= WORK INSTRUCTIONS =
Render the rows from the start through the line containing "method-select[interactable]: 请选择... ▼" as a numbered list, leaving out any blank lines.

Stored items from a collection:
════════════════

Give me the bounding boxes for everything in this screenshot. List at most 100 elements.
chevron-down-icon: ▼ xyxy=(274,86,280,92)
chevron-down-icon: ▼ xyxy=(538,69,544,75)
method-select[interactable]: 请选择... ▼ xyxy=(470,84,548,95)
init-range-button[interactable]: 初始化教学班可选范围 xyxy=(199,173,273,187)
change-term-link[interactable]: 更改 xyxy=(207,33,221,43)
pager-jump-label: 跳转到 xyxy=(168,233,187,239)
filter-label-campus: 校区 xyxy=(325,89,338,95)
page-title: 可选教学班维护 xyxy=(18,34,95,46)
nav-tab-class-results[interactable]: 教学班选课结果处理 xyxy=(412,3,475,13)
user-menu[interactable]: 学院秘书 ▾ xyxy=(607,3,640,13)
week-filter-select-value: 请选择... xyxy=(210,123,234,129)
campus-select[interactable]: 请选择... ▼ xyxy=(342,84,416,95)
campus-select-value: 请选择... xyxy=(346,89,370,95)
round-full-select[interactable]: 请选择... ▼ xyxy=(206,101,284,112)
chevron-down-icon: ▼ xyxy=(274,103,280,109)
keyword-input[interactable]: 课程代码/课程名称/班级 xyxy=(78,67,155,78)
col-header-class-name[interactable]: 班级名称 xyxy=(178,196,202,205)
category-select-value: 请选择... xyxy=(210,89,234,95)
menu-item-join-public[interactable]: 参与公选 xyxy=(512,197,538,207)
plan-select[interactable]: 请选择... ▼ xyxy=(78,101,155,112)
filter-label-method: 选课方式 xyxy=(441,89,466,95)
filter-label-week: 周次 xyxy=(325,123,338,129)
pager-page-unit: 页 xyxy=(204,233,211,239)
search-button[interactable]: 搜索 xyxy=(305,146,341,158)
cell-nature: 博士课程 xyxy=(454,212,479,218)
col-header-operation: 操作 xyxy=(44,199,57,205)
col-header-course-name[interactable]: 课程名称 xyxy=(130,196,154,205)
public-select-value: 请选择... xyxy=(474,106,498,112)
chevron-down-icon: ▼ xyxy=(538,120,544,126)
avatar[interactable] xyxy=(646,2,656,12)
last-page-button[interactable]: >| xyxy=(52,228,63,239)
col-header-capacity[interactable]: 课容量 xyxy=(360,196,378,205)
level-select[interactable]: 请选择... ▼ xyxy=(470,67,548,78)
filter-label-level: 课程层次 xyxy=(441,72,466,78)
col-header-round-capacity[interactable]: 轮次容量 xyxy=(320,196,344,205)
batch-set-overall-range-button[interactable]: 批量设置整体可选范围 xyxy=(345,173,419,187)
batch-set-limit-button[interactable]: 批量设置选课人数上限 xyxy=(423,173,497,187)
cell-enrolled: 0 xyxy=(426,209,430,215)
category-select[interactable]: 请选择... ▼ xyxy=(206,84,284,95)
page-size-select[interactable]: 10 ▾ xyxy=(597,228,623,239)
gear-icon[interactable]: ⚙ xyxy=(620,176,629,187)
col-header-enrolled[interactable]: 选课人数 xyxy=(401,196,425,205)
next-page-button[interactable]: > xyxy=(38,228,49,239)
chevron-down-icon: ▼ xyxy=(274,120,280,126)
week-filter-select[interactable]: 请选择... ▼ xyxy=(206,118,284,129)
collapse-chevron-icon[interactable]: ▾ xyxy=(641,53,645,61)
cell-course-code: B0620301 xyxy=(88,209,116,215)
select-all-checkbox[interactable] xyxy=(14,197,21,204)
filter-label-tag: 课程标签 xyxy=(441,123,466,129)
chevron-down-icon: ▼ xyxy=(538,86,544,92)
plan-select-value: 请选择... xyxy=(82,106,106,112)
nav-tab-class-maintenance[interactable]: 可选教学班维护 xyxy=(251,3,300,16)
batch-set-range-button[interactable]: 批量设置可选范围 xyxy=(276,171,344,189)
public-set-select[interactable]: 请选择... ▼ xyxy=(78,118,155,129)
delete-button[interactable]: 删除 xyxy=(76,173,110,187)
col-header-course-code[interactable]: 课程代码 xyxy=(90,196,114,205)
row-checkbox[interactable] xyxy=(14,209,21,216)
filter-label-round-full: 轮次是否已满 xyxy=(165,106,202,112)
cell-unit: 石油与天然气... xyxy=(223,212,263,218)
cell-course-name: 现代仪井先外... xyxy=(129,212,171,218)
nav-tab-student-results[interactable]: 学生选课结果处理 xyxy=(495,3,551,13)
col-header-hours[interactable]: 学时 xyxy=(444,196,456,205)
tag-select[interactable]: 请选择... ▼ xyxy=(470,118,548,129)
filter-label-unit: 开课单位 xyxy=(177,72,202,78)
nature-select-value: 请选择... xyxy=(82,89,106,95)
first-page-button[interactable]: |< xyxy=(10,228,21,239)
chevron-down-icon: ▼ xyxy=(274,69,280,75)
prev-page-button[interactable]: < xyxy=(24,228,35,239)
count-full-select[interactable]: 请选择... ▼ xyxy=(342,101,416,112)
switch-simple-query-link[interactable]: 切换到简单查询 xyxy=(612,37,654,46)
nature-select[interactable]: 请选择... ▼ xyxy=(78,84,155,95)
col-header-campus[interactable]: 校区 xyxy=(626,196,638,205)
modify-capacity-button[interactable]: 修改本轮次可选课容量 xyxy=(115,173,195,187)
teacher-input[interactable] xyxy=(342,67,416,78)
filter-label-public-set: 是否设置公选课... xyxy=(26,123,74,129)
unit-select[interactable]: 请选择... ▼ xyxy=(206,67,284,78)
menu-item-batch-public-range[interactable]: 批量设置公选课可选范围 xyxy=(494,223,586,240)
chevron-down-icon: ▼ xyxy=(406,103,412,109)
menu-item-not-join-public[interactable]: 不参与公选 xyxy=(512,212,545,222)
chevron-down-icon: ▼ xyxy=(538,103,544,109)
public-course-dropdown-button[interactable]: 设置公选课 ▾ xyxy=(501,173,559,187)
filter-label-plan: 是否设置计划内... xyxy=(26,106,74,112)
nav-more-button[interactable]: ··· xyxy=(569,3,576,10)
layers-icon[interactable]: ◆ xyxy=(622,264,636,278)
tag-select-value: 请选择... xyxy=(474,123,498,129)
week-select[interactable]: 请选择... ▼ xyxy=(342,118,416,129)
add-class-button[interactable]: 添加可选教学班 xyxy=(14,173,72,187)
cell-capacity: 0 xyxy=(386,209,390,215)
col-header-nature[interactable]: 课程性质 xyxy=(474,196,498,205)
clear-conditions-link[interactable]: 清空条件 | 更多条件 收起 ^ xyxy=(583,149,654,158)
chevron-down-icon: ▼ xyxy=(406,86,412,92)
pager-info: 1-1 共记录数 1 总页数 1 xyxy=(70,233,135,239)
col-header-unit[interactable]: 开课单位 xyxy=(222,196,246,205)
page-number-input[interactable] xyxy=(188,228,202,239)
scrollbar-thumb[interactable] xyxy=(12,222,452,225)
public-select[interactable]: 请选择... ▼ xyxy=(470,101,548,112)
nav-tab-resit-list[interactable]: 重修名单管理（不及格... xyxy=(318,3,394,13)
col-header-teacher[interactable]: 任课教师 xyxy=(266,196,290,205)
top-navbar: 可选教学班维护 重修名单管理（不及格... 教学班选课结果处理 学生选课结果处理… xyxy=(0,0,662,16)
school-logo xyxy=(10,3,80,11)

════════════════

= FINAL ANSWER =
1. Give me the bounding boxes for everything in this screenshot. List at most 100 elements.
2. chevron-down-icon: ▼ xyxy=(274,86,280,92)
3. chevron-down-icon: ▼ xyxy=(538,69,544,75)
4. method-select[interactable]: 请选择... ▼ xyxy=(470,84,548,95)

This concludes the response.